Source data

______

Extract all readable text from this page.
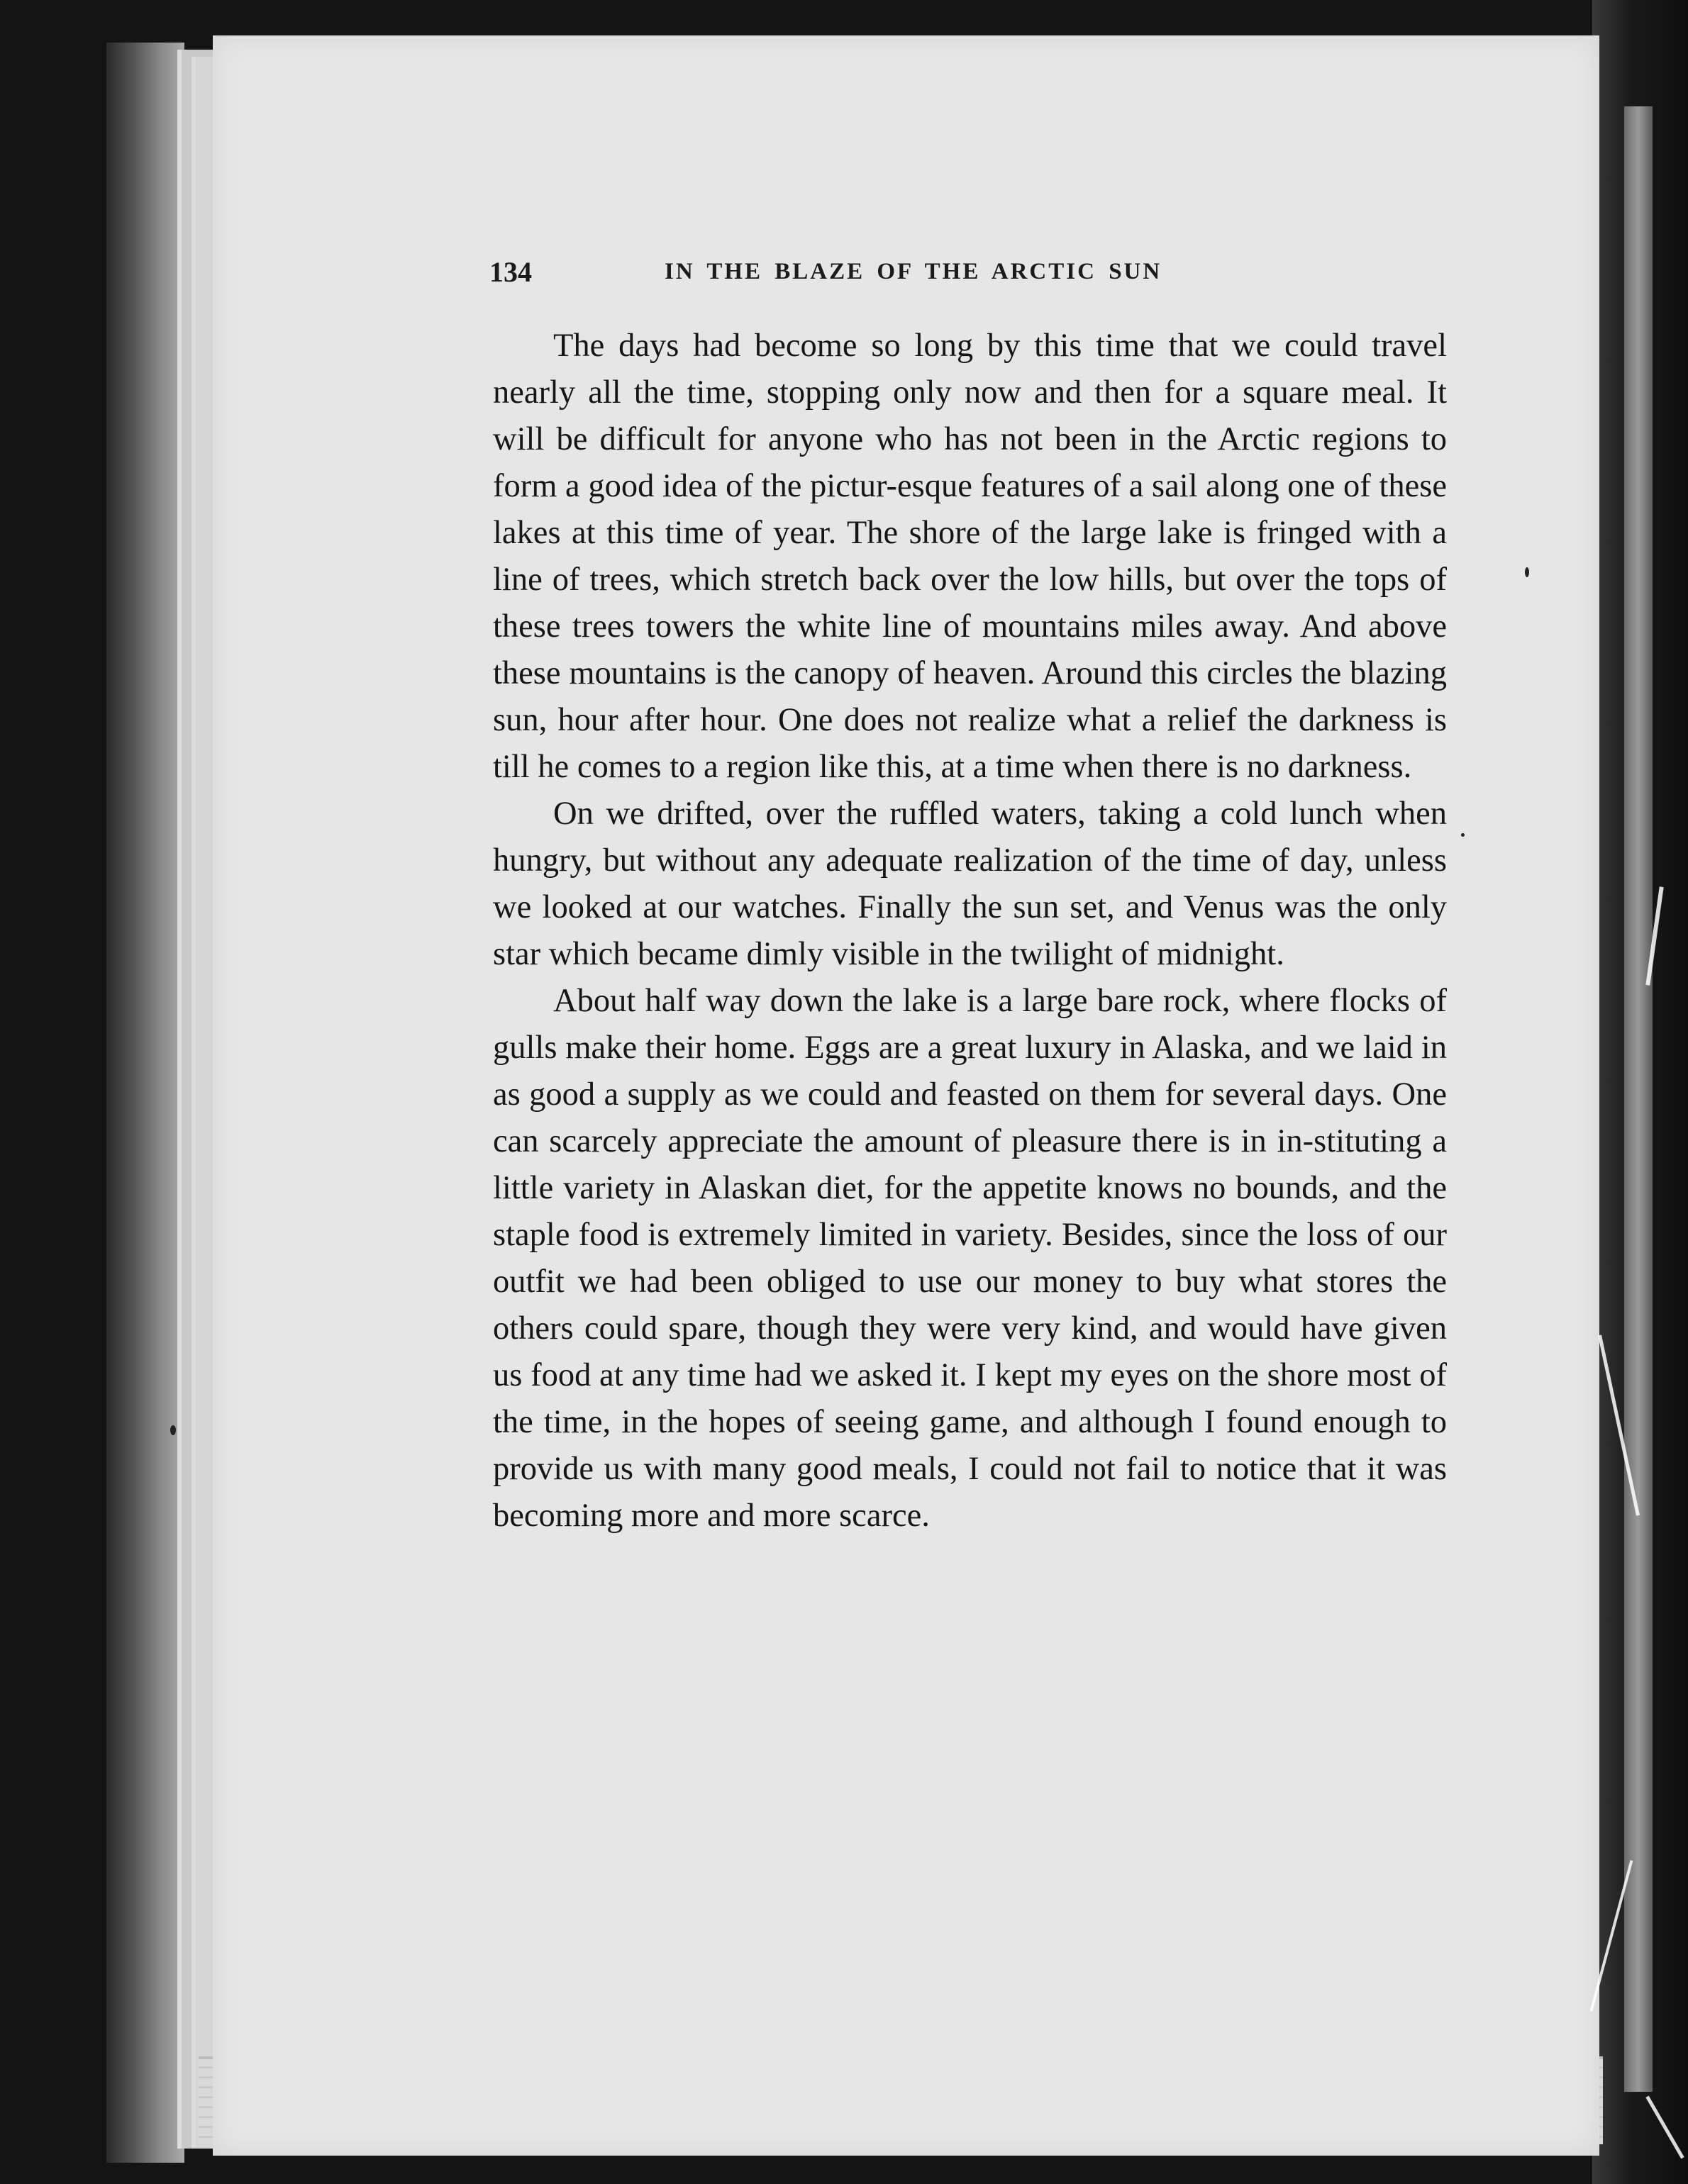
134	IN THE BLAZE OF THE ARCTIC SUN

The days had become so long by this time that we could travel nearly all the time, stopping only now and then for a square meal. It will be difficult for anyone who has not been in the Arctic regions to form a good idea of the pictur-esque features of a sail along one of these lakes at this time of year. The shore of the large lake is fringed with a line of trees, which stretch back over the low hills, but over the tops of these trees towers the white line of mountains miles away. And above these mountains is the canopy of heaven. Around this circles the blazing sun, hour after hour. One does not realize what a relief the darkness is till he comes to a region like this, at a time when there is no darkness.

On we drifted, over the ruffled waters, taking a cold lunch when hungry, but without any adequate realization of the time of day, unless we looked at our watches. Finally the sun set, and Venus was the only star which became dimly visible in the twilight of midnight.

About half way down the lake is a large bare rock, where flocks of gulls make their home. Eggs are a great luxury in Alaska, and we laid in as good a supply as we could and feasted on them for several days. One can scarcely appreciate the amount of pleasure there is in in-stituting a little variety in Alaskan diet, for the appetite knows no bounds, and the staple food is extremely limited in variety. Besides, since the loss of our outfit we had been obliged to use our money to buy what stores the others could spare, though they were very kind, and would have given us food at any time had we asked it. I kept my eyes on the shore most of the time, in the hopes of seeing game, and although I found enough to provide us with many good meals, I could not fail to notice that it was becoming more and more scarce.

______

▶ **Stated problem**:
Without including any pictures, print all of the material exactly as given.

▶ **Answer to this task**:
Extract all readable text from this page.
134	IN THE BLAZE OF THE ARCTIC SUN

The days had become so long by this time that we could travel nearly all the time, stopping only now and then for a square meal. It will be difficult for anyone who has not been in the Arctic regions to form a good idea of the pictur-esque features of a sail along one of these lakes at this time of year. The shore of the large lake is fringed with a line of trees, which stretch back over the low hills, but over the tops of these trees towers the white line of mountains miles away. And above these mountains is the canopy of heaven. Around this circles the blazing sun, hour after hour. One does not realize what a relief the darkness is till he comes to a region like this, at a time when there is no darkness.

On we drifted, over the ruffled waters, taking a cold lunch when hungry, but without any adequate realization of the time of day, unless we looked at our watches. Finally the sun set, and Venus was the only star which became dimly visible in the twilight of midnight.

About half way down the lake is a large bare rock, where flocks of gulls make their home. Eggs are a great luxury in Alaska, and we laid in as good a supply as we could and feasted on them for several days. One can scarcely appreciate the amount of pleasure there is in in-stituting a little variety in Alaskan diet, for the appetite knows no bounds, and the staple food is extremely limited in variety. Besides, since the loss of our outfit we had been obliged to use our money to buy what stores the others could spare, though they were very kind, and would have given us food at any time had we asked it. I kept my eyes on the shore most of the time, in the hopes of seeing game, and although I found enough to provide us with many good meals, I could not fail to notice that it was becoming more and more scarce.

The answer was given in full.